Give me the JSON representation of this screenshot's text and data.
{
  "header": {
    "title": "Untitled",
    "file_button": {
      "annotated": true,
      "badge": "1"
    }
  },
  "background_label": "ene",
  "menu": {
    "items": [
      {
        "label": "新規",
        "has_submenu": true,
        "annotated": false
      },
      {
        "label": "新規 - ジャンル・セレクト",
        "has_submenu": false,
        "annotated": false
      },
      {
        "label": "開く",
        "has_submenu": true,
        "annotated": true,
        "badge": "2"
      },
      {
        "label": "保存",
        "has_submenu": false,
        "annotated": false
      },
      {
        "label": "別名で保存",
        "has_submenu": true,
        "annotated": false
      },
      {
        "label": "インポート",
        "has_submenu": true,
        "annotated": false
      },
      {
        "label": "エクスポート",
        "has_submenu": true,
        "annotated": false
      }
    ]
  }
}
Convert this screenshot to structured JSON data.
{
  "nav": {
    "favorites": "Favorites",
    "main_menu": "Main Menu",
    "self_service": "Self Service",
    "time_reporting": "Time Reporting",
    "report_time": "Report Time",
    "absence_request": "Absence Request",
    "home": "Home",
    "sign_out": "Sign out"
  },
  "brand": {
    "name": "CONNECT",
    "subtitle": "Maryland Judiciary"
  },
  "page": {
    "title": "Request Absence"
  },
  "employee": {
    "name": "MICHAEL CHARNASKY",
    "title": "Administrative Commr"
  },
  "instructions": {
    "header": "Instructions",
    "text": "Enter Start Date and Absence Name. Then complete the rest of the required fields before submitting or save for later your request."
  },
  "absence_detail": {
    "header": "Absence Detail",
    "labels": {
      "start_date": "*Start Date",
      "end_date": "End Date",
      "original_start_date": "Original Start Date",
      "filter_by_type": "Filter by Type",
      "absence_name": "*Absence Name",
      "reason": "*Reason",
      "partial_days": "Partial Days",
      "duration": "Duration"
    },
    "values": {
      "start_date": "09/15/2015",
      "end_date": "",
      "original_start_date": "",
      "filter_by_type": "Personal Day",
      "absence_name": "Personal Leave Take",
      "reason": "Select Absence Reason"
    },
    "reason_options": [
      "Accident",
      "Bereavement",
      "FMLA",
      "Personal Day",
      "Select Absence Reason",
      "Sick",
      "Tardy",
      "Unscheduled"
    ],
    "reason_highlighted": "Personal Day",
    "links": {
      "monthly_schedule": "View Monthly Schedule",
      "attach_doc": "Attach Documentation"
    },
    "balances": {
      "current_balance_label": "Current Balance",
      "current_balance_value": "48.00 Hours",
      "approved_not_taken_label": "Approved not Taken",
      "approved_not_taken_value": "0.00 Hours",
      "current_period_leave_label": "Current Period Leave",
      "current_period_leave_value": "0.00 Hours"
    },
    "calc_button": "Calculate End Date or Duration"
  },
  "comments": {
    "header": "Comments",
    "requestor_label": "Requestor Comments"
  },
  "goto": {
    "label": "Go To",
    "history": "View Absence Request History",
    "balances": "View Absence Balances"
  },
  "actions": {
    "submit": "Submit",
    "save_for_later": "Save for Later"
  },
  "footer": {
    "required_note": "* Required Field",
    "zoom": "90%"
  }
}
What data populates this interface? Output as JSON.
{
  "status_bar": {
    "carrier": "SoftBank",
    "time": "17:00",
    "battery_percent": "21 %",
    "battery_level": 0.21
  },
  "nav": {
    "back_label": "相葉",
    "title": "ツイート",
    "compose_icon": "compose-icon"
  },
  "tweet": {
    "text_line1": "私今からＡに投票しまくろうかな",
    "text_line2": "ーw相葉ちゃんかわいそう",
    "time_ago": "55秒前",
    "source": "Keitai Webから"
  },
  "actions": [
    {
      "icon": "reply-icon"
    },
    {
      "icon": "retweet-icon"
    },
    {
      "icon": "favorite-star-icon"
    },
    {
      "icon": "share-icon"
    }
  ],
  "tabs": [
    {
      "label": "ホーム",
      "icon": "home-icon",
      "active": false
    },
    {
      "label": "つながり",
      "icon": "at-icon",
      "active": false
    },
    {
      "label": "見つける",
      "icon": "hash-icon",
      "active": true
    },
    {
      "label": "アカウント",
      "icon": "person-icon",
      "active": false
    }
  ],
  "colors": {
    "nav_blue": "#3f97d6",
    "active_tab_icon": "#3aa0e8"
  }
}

##########

[Aim] Print all the data exactly.

[Answer to this problem]
Give me the JSON representation of this screenshot's text and data.
{
  "header": {
    "title": "Untitled",
    "file_button": {
      "annotated": true,
      "badge": "1"
    }
  },
  "background_label": "ene",
  "menu": {
    "items": [
      {
        "label": "新規",
        "has_submenu": true,
        "annotated": false
      },
      {
        "label": "新規 - ジャンル・セレクト",
        "has_submenu": false,
        "annotated": false
      },
      {
        "label": "開く",
        "has_submenu": true,
        "annotated": true,
        "badge": "2"
      },
      {
        "label": "保存",
        "has_submenu": false,
        "annotated": false
      },
      {
        "label": "別名で保存",
        "has_submenu": true,
        "annotated": false
      },
      {
        "label": "インポート",
        "has_submenu": true,
        "annotated": false
      },
      {
        "label": "エクスポート",
        "has_submenu": true,
        "annotated": false
      }
    ]
  }
}
Convert this screenshot to structured JSON data.
{
  "nav": {
    "favorites": "Favorites",
    "main_menu": "Main Menu",
    "self_service": "Self Service",
    "time_reporting": "Time Reporting",
    "report_time": "Report Time",
    "absence_request": "Absence Request",
    "home": "Home",
    "sign_out": "Sign out"
  },
  "brand": {
    "name": "CONNECT",
    "subtitle": "Maryland Judiciary"
  },
  "page": {
    "title": "Request Absence"
  },
  "employee": {
    "name": "MICHAEL CHARNASKY",
    "title": "Administrative Commr"
  },
  "instructions": {
    "header": "Instructions",
    "text": "Enter Start Date and Absence Name. Then complete the rest of the required fields before submitting or save for later your request."
  },
  "absence_detail": {
    "header": "Absence Detail",
    "labels": {
      "start_date": "*Start Date",
      "end_date": "End Date",
      "original_start_date": "Original Start Date",
      "filter_by_type": "Filter by Type",
      "absence_name": "*Absence Name",
      "reason": "*Reason",
      "partial_days": "Partial Days",
      "duration": "Duration"
    },
    "values": {
      "start_date": "09/15/2015",
      "end_date": "",
      "original_start_date": "",
      "filter_by_type": "Personal Day",
      "absence_name": "Personal Leave Take",
      "reason": "Select Absence Reason"
    },
    "reason_options": [
      "Accident",
      "Bereavement",
      "FMLA",
      "Personal Day",
      "Select Absence Reason",
      "Sick",
      "Tardy",
      "Unscheduled"
    ],
    "reason_highlighted": "Personal Day",
    "links": {
      "monthly_schedule": "View Monthly Schedule",
      "attach_doc": "Attach Documentation"
    },
    "balances": {
      "current_balance_label": "Current Balance",
      "current_balance_value": "48.00 Hours",
      "approved_not_taken_label": "Approved not Taken",
      "approved_not_taken_value": "0.00 Hours",
      "current_period_leave_label": "Current Period Leave",
      "current_period_leave_value": "0.00 Hours"
    },
    "calc_button": "Calculate End Date or Duration"
  },
  "comments": {
    "header": "Comments",
    "requestor_label": "Requestor Comments"
  },
  "goto": {
    "label": "Go To",
    "history": "View Absence Request History",
    "balances": "View Absence Balances"
  },
  "actions": {
    "submit": "Submit",
    "save_for_later": "Save for Later"
  },
  "footer": {
    "required_note": "* Required Field",
    "zoom": "90%"
  }
}
What data populates this interface? Output as JSON.
{
  "status_bar": {
    "carrier": "SoftBank",
    "time": "17:00",
    "battery_percent": "21 %",
    "battery_level": 0.21
  },
  "nav": {
    "back_label": "相葉",
    "title": "ツイート",
    "compose_icon": "compose-icon"
  },
  "tweet": {
    "text_line1": "私今からＡに投票しまくろうかな",
    "text_line2": "ーw相葉ちゃんかわいそう",
    "time_ago": "55秒前",
    "source": "Keitai Webから"
  },
  "actions": [
    {
      "icon": "reply-icon"
    },
    {
      "icon": "retweet-icon"
    },
    {
      "icon": "favorite-star-icon"
    },
    {
      "icon": "share-icon"
    }
  ],
  "tabs": [
    {
      "label": "ホーム",
      "icon": "home-icon",
      "active": false
    },
    {
      "label": "つながり",
      "icon": "at-icon",
      "active": false
    },
    {
      "label": "見つける",
      "icon": "hash-icon",
      "active": true
    },
    {
      "label": "アカウント",
      "icon": "person-icon",
      "active": false
    }
  ],
  "colors": {
    "nav_blue": "#3f97d6",
    "active_tab_icon": "#3aa0e8"
  }
}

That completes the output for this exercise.